**Written exercise**
Find the lines holding the string "JSON" in the data, then copy all of them.

**Task material**

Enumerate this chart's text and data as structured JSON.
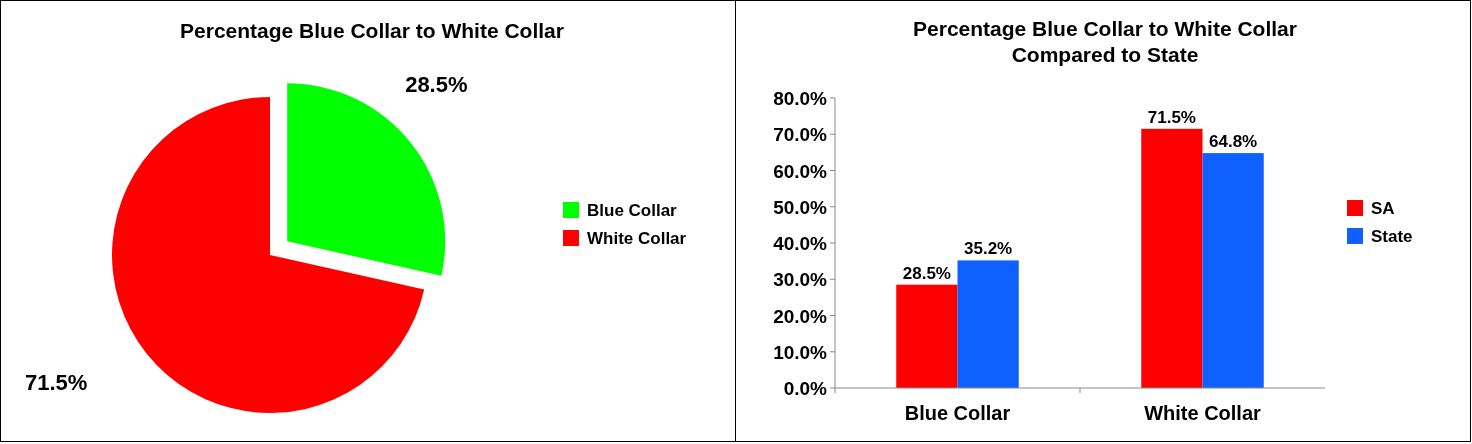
{
  "chart_data": [
    {
      "type": "pie",
      "title": "Percentage Blue Collar to White Collar",
      "categories": [
        "Blue Collar",
        "White Collar"
      ],
      "values": [
        28.5,
        71.5
      ],
      "colors": [
        "#00ff00",
        "#ff0000"
      ],
      "value_labels": [
        "28.5%",
        "71.5%"
      ],
      "legend": "right"
    },
    {
      "type": "bar",
      "title": "Percentage Blue Collar to White Collar Compared to State",
      "categories": [
        "Blue Collar",
        "White Collar"
      ],
      "series": [
        {
          "name": "SA",
          "color": "#ff0000",
          "values": [
            28.5,
            71.5
          ],
          "value_labels": [
            "28.5%",
            "71.5%"
          ]
        },
        {
          "name": "State",
          "color": "#1060ff",
          "values": [
            35.2,
            64.8
          ],
          "value_labels": [
            "35.2%",
            "64.8%"
          ]
        }
      ],
      "ylim": [
        0,
        80
      ],
      "yticks": [
        {
          "value": 0,
          "label": "0.0%"
        },
        {
          "value": 10,
          "label": "10.0%"
        },
        {
          "value": 20,
          "label": "20.0%"
        },
        {
          "value": 30,
          "label": "30.0%"
        },
        {
          "value": 40,
          "label": "40.0%"
        },
        {
          "value": 50,
          "label": "50.0%"
        },
        {
          "value": 60,
          "label": "60.0%"
        },
        {
          "value": 70,
          "label": "70.0%"
        },
        {
          "value": 80,
          "label": "80.0%"
        }
      ],
      "grid": false,
      "legend": "right"
    }
  ]
}
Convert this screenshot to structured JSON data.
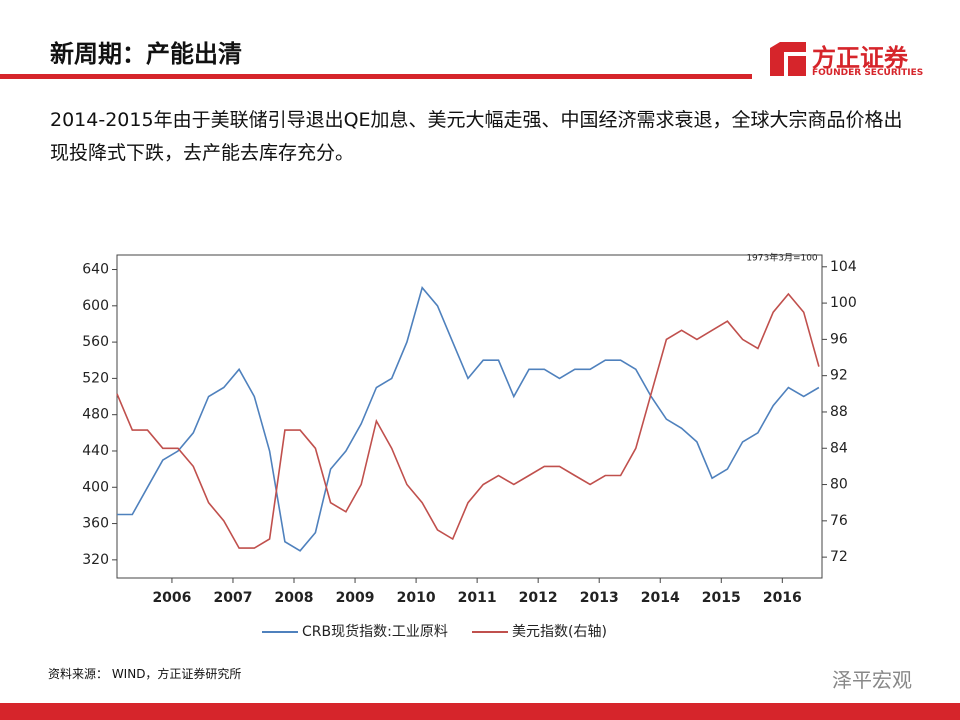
{
  "header": {
    "title": "新周期：产能出清",
    "logo_cn": "方正证券",
    "logo_en": "FOUNDER SECURITIES"
  },
  "body": "2014-2015年由于美联储引导退出QE加息、美元大幅走强、中国经济需求衰退，全球大宗商品价格出现投降式下跌，去产能去库存充分。",
  "chart_data": {
    "type": "line",
    "annotation": "1973年3月=100",
    "x": [
      2005.1,
      2005.35,
      2005.6,
      2005.85,
      2006.1,
      2006.35,
      2006.6,
      2006.85,
      2007.1,
      2007.35,
      2007.6,
      2007.85,
      2008.1,
      2008.35,
      2008.6,
      2008.85,
      2009.1,
      2009.35,
      2009.6,
      2009.85,
      2010.1,
      2010.35,
      2010.6,
      2010.85,
      2011.1,
      2011.35,
      2011.6,
      2011.85,
      2012.1,
      2012.35,
      2012.6,
      2012.85,
      2013.1,
      2013.35,
      2013.6,
      2013.85,
      2014.1,
      2014.35,
      2014.6,
      2014.85,
      2015.1,
      2015.35,
      2015.6,
      2015.85,
      2016.1,
      2016.35,
      2016.6
    ],
    "series": [
      {
        "name": "CRB现货指数:工业原料",
        "color": "#4f81bd",
        "values": [
          370,
          370,
          400,
          430,
          440,
          460,
          500,
          510,
          530,
          500,
          440,
          340,
          330,
          350,
          420,
          440,
          470,
          510,
          520,
          560,
          620,
          600,
          560,
          520,
          540,
          540,
          500,
          530,
          530,
          520,
          530,
          530,
          540,
          540,
          530,
          500,
          475,
          465,
          450,
          410,
          420,
          450,
          460,
          490,
          510,
          500,
          510
        ]
      },
      {
        "name": "美元指数(右轴)",
        "color": "#c0504d",
        "axis": "y2",
        "values": [
          90,
          86,
          86,
          84,
          84,
          82,
          78,
          76,
          73,
          73,
          74,
          86,
          86,
          84,
          78,
          77,
          80,
          87,
          84,
          80,
          78,
          75,
          74,
          78,
          80,
          81,
          80,
          81,
          82,
          82,
          81,
          80,
          81,
          81,
          84,
          90,
          96,
          97,
          96,
          97,
          98,
          96,
          95,
          99,
          101,
          99,
          93
        ]
      }
    ],
    "xlim": [
      2005.1,
      2016.65
    ],
    "xticks": [
      2006,
      2007,
      2008,
      2009,
      2010,
      2011,
      2012,
      2013,
      2014,
      2015,
      2016
    ],
    "ylim": [
      300,
      656
    ],
    "yticks": [
      320,
      360,
      400,
      440,
      480,
      520,
      560,
      600,
      640
    ],
    "y2lim": [
      69.7,
      105.3
    ],
    "y2ticks": [
      72,
      76,
      80,
      84,
      88,
      92,
      96,
      100,
      104
    ],
    "legend": "bottom"
  },
  "source": "资料来源： WIND，方正证券研究所",
  "watermark": "泽平宏观"
}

**Correct response**
Enumerate this chart's text and data as structured JSON.
Convert this screenshot to structured JSON data.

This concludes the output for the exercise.